§ **STATED PROBLEM**
Pick out all lines with the word "liqueur" from the records that follow.

__________________________________________________

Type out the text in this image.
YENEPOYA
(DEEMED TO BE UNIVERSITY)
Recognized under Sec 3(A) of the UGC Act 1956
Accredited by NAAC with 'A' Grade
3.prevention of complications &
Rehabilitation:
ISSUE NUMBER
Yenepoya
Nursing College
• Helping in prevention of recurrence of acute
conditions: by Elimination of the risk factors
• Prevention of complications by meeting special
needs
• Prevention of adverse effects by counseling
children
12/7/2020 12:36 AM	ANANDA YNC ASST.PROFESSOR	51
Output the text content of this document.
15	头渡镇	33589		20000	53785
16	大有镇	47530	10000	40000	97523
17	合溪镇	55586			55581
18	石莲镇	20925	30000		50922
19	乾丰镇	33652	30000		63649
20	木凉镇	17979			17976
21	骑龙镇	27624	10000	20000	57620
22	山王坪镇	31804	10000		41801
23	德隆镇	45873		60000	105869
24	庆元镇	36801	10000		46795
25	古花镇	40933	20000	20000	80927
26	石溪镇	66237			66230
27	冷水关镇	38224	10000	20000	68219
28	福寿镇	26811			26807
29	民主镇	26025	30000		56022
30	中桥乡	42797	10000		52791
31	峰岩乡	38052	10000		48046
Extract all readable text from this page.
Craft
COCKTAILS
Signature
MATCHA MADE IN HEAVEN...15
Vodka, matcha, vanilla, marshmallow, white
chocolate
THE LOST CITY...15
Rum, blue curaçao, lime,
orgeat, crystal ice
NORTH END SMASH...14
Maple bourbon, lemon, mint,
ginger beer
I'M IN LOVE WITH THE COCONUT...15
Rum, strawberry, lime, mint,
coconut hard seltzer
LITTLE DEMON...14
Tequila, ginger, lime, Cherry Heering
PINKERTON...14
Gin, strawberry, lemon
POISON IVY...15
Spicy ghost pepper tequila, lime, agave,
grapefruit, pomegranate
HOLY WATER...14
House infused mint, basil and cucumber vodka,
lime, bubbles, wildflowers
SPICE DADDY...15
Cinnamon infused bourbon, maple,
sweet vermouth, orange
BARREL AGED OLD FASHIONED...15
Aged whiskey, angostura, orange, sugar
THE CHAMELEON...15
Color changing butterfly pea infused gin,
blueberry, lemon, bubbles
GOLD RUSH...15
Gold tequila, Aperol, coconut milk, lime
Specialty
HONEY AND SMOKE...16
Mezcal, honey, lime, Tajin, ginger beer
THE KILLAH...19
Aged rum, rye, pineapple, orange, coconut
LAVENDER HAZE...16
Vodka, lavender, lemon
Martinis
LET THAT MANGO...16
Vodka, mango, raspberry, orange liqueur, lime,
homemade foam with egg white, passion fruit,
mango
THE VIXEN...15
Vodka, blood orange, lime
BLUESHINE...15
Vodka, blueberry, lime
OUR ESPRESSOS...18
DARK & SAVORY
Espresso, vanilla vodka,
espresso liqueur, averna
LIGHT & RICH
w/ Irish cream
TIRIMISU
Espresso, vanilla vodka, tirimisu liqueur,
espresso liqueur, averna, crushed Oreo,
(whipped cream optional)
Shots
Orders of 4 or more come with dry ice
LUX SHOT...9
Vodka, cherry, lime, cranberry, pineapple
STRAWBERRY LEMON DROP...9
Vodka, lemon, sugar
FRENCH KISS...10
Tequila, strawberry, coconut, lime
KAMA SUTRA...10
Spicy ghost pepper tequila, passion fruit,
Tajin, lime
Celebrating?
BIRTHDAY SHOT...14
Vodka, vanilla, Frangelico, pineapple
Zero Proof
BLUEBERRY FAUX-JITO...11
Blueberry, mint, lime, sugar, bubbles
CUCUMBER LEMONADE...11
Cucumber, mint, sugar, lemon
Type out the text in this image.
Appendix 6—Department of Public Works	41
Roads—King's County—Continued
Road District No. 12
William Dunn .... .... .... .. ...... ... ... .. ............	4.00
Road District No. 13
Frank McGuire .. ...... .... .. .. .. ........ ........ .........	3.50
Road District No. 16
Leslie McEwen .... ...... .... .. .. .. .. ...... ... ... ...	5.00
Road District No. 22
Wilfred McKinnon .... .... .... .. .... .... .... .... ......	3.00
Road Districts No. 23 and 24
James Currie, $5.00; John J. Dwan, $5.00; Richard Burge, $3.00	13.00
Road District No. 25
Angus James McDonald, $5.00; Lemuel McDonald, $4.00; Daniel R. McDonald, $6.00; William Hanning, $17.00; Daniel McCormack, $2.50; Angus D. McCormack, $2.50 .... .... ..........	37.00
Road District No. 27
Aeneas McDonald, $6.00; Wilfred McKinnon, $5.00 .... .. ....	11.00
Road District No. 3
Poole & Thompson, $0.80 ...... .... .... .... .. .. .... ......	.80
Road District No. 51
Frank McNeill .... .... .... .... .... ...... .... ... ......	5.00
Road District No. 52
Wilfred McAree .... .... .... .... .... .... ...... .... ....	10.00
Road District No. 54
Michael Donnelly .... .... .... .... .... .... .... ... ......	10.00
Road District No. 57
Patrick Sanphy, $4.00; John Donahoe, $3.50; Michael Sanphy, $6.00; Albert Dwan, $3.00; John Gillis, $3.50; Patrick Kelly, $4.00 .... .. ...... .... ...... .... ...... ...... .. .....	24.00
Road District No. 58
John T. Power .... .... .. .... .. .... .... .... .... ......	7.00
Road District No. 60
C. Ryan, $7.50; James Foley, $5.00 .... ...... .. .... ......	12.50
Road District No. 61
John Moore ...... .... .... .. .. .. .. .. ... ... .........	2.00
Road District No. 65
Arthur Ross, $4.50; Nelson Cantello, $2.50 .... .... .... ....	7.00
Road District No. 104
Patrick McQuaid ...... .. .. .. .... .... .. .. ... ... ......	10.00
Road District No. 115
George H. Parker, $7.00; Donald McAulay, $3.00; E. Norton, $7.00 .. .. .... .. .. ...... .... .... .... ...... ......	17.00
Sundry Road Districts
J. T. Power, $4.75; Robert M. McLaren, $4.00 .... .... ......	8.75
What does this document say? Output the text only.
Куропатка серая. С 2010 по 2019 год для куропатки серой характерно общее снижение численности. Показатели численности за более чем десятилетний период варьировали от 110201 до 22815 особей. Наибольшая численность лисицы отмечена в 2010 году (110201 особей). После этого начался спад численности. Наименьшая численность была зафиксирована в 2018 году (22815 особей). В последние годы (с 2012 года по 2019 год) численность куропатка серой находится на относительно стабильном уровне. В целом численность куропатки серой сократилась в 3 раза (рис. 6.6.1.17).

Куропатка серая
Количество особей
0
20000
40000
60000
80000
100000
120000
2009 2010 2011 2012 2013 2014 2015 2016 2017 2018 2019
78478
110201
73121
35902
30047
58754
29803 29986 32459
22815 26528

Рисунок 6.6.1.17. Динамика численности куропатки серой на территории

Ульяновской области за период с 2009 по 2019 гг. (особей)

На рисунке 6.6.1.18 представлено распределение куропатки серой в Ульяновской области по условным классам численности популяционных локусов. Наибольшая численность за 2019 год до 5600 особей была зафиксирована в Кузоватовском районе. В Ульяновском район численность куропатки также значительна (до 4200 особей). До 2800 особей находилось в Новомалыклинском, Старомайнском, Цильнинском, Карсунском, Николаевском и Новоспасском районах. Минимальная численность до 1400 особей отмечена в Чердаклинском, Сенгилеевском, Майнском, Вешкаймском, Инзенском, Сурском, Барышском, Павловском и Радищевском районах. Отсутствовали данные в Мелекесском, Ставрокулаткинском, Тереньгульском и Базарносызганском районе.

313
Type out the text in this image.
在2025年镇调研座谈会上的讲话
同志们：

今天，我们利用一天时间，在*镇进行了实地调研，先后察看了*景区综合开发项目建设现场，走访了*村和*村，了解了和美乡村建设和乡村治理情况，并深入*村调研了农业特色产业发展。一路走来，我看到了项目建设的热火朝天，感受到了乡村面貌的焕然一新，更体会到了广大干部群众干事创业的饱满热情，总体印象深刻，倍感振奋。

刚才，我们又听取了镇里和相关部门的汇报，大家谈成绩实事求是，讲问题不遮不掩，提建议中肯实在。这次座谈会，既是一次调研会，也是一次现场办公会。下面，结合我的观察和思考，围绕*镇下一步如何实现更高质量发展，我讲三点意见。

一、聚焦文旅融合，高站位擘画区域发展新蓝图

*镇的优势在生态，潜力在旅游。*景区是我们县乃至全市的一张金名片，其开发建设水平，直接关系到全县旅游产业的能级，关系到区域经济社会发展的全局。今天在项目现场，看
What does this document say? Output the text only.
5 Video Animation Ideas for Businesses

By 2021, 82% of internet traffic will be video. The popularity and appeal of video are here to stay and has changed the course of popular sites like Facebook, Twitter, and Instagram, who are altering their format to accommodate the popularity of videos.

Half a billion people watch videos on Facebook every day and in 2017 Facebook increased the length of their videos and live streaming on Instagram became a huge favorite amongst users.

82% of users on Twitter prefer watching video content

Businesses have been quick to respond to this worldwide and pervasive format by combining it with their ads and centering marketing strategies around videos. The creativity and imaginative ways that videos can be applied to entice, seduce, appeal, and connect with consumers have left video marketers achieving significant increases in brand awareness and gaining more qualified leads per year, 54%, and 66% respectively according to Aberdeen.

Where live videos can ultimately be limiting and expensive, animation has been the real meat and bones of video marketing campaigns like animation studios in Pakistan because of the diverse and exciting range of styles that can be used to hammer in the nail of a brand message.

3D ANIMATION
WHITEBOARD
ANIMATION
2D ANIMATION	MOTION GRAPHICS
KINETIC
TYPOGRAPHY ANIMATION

__________________________________________________

§ **REPLY**
Vodka, mango, raspberry, orange liqueur, lime,
espresso liqueur, averna
Espresso, vanilla vodka, tirimisu liqueur,
espresso liqueur, averna, crushed Oreo,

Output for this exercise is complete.